Collected data:
=-=-=-=-=

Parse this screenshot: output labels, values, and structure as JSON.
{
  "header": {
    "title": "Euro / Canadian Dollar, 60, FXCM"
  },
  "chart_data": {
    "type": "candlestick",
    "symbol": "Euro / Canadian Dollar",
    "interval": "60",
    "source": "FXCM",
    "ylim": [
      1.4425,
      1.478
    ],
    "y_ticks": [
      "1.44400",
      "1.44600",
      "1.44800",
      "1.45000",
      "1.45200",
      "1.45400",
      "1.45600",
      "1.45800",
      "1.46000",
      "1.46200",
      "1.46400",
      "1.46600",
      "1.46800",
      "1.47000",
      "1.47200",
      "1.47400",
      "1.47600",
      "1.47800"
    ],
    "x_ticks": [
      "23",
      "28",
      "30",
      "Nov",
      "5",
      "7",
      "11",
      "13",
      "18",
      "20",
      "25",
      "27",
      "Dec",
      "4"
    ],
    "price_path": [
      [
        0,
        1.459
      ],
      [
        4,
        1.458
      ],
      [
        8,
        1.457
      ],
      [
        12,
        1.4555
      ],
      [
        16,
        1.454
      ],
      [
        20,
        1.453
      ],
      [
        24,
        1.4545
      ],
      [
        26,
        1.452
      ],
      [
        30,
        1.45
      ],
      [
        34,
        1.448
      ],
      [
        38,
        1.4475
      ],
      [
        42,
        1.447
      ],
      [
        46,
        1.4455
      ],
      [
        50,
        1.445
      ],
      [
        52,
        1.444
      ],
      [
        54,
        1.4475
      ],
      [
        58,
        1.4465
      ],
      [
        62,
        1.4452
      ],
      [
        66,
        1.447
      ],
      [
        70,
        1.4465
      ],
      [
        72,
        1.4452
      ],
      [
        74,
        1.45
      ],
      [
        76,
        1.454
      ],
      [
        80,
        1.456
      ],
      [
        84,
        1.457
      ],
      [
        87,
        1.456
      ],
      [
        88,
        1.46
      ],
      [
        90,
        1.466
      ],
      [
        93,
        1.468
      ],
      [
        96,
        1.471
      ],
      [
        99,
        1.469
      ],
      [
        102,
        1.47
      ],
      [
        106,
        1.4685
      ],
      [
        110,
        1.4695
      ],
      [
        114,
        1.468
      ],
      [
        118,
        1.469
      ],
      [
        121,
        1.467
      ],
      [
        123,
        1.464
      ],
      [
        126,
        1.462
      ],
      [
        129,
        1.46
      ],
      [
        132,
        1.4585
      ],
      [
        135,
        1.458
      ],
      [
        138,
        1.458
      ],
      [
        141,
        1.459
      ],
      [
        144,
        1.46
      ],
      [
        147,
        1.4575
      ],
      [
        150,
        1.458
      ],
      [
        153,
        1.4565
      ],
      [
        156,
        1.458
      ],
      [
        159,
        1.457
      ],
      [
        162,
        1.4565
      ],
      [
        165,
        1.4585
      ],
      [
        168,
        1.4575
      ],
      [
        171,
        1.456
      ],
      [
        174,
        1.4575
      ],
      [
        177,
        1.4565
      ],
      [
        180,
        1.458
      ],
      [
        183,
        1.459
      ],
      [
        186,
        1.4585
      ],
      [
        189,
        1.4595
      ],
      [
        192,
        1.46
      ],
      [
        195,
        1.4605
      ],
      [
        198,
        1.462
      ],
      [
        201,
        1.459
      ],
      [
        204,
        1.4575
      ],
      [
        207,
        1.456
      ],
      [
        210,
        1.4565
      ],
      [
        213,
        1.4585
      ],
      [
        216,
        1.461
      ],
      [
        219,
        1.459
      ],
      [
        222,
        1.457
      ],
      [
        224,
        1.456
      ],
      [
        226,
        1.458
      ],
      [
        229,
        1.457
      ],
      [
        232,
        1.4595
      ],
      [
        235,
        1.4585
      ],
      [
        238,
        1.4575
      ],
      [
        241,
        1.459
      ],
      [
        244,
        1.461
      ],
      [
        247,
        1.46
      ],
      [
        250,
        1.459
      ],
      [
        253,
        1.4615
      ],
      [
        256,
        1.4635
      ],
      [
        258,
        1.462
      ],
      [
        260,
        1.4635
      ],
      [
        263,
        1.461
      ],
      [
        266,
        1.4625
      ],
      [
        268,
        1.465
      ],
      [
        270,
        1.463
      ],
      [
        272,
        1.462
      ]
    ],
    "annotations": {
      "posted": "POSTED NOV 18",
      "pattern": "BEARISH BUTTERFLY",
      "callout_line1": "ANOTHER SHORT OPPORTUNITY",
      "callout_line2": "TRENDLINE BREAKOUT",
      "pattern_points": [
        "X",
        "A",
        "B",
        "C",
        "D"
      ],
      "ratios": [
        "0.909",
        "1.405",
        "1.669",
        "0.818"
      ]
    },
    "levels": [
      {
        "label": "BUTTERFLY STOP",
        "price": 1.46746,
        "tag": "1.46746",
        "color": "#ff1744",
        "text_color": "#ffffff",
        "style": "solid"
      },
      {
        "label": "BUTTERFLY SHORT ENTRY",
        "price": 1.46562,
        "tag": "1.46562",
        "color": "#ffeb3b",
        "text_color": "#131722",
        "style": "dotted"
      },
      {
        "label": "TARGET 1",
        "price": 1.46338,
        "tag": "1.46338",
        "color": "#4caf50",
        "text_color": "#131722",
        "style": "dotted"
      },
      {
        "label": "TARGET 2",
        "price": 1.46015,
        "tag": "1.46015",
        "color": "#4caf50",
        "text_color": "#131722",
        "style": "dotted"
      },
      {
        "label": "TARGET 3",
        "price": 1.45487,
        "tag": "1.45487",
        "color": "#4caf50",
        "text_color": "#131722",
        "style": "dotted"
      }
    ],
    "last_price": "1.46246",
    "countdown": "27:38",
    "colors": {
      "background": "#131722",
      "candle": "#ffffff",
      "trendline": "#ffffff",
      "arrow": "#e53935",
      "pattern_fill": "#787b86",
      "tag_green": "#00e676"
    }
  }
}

=-=-=-=-=

#### WHAT TO WORK ON
Copy every single line of the material above that holds "Canadian".

#### EXERCISE OUTPUT
    "title": "Euro / Canadian Dollar, 60, FXCM"
    "symbol": "Euro / Canadian Dollar",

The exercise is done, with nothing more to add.